> Problem
Scan the data below for the string "steps". Show every line where it turns up.
───── Entries shown
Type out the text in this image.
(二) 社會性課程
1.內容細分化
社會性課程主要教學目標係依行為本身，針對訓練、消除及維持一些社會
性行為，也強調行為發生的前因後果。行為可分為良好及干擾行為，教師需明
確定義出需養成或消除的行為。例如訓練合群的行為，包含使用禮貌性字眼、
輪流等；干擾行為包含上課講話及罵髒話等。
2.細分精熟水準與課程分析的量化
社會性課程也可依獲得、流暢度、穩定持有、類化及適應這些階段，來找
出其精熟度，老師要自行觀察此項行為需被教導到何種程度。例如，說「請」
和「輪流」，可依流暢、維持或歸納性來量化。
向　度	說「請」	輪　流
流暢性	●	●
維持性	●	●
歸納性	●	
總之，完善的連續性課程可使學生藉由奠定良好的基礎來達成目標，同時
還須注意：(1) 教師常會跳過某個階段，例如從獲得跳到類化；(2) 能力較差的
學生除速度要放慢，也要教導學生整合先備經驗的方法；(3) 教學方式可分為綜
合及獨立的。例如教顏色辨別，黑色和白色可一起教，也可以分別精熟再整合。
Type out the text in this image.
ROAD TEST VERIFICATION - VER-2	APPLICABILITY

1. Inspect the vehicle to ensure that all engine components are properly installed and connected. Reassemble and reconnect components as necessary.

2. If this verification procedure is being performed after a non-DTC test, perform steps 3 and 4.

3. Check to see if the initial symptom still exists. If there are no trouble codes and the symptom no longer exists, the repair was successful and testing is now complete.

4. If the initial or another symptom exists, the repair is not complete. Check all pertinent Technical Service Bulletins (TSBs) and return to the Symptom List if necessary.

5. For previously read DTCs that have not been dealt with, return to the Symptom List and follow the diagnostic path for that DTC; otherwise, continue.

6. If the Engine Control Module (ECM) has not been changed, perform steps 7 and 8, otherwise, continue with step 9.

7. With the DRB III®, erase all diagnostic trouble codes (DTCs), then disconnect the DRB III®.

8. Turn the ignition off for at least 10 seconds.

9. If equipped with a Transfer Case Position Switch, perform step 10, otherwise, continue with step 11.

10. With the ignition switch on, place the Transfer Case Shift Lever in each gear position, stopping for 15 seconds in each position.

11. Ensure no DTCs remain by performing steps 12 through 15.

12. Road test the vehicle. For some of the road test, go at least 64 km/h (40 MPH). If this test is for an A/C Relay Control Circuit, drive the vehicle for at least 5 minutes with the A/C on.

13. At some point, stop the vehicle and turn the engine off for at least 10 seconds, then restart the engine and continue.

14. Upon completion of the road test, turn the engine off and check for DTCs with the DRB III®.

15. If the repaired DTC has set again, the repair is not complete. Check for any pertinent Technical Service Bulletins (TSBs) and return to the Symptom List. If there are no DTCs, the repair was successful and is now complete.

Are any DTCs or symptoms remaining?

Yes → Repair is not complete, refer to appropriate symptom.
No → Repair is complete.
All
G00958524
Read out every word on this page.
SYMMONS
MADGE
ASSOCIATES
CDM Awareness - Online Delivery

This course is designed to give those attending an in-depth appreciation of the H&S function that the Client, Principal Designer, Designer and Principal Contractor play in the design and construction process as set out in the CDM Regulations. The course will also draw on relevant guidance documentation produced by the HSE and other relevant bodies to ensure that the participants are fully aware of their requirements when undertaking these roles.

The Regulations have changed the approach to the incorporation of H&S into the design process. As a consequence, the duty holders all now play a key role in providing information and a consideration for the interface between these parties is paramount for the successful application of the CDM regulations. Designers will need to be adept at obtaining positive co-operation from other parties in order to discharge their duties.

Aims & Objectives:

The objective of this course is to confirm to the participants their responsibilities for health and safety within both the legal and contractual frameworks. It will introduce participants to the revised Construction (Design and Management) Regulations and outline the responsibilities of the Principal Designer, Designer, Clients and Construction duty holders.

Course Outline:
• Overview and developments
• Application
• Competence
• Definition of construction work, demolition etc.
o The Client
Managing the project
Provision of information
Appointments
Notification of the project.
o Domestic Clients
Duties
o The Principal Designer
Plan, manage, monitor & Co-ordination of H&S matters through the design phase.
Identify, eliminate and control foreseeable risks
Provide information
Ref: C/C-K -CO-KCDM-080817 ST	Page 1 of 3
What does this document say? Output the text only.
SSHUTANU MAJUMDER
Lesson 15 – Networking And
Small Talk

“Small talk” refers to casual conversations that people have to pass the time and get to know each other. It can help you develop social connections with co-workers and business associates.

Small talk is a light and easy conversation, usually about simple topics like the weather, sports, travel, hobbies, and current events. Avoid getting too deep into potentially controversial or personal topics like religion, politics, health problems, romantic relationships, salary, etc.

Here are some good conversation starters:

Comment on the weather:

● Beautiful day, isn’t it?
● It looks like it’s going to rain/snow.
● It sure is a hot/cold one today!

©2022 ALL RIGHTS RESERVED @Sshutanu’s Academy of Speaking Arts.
──────────
> Solved problem
2. If this verification procedure is being performed after a non-DTC test, perform steps 3 and 4.
6. If the Engine Control Module (ECM) has not been changed, perform steps 7 and 8, otherwise, continue with step 9.
11. Ensure no DTCs remain by performing steps 12 through 15.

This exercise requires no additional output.